→ EXERCISE BRIEF
Wherever the word "type" appears in the entries, copy the whole line.

Records from a data collection
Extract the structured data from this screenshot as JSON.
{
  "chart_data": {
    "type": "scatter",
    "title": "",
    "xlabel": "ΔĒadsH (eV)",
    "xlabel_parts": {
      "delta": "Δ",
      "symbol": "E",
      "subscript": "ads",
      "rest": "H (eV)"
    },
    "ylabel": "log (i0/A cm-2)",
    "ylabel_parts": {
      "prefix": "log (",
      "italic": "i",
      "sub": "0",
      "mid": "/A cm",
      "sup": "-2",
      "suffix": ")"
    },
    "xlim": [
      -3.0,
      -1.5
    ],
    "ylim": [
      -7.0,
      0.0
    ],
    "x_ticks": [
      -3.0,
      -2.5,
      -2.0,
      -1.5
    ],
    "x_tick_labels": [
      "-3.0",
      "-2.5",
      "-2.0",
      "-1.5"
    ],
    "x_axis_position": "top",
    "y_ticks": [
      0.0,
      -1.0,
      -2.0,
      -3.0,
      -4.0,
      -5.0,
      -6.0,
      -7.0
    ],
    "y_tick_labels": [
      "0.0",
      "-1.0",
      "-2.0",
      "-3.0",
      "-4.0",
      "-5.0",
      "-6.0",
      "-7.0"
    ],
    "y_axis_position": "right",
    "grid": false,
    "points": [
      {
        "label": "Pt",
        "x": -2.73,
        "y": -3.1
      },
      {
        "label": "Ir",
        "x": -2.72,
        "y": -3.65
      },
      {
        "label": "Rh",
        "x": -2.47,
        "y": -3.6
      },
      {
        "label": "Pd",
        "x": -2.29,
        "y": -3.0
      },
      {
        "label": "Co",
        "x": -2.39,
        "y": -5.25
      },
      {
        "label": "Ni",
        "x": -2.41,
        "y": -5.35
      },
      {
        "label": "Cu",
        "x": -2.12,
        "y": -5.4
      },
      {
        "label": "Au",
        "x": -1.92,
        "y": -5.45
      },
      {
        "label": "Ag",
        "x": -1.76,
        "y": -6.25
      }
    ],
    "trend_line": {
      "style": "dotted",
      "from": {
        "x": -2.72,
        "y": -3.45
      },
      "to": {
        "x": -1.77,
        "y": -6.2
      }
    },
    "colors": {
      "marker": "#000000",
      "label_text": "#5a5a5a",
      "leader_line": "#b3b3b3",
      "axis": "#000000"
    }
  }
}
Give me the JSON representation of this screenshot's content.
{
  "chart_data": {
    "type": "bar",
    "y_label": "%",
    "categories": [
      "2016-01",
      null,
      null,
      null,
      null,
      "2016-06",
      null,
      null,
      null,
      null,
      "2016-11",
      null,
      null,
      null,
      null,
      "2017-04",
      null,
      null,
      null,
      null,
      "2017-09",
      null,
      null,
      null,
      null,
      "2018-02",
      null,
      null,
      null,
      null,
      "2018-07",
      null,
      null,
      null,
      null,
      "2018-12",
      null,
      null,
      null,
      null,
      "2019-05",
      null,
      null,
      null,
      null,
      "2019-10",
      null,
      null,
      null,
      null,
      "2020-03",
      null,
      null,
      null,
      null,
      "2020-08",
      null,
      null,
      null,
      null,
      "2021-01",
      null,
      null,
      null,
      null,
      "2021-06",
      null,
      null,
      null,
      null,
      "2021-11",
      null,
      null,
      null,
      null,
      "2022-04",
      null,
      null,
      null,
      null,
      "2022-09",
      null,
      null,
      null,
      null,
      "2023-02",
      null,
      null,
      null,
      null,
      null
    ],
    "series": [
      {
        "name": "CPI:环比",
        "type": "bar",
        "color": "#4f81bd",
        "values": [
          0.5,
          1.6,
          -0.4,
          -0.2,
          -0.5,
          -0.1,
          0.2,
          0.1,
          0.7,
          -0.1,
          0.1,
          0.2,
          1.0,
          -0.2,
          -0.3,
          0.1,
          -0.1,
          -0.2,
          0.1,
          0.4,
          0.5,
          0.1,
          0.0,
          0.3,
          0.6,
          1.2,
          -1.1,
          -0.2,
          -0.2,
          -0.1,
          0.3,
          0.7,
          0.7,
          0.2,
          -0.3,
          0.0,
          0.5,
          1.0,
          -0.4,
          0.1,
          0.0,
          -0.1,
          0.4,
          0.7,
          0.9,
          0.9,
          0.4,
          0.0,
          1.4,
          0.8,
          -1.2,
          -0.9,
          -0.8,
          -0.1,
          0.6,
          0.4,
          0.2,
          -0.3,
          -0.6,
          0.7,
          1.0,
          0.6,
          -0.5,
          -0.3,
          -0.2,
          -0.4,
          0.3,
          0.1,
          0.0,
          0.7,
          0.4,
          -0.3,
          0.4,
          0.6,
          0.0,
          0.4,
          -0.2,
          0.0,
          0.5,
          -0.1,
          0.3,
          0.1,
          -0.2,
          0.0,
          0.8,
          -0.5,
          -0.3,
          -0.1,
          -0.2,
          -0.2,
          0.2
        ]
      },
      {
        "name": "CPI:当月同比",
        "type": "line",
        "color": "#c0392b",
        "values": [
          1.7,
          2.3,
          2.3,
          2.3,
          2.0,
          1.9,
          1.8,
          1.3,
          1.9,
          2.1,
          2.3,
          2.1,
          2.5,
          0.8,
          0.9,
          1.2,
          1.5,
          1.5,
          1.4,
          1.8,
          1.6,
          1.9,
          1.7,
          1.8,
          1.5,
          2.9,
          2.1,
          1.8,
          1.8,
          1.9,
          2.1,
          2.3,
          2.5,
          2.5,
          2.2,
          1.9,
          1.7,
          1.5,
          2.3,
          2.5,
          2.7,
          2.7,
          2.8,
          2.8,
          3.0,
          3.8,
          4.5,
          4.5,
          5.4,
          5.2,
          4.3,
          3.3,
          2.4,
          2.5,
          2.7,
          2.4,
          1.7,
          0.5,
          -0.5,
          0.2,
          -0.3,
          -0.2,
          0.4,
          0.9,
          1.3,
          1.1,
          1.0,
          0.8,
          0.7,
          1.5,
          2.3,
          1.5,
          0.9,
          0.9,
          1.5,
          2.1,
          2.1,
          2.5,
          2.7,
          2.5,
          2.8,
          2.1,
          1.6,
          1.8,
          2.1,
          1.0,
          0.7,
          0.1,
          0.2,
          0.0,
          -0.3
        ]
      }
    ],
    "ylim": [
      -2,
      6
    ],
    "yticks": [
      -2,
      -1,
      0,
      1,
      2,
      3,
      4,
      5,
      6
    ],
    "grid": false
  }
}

→ PROBLEM SOLUTION
    "type": "scatter",
    "type": "bar",
        "type": "bar",
        "type": "line",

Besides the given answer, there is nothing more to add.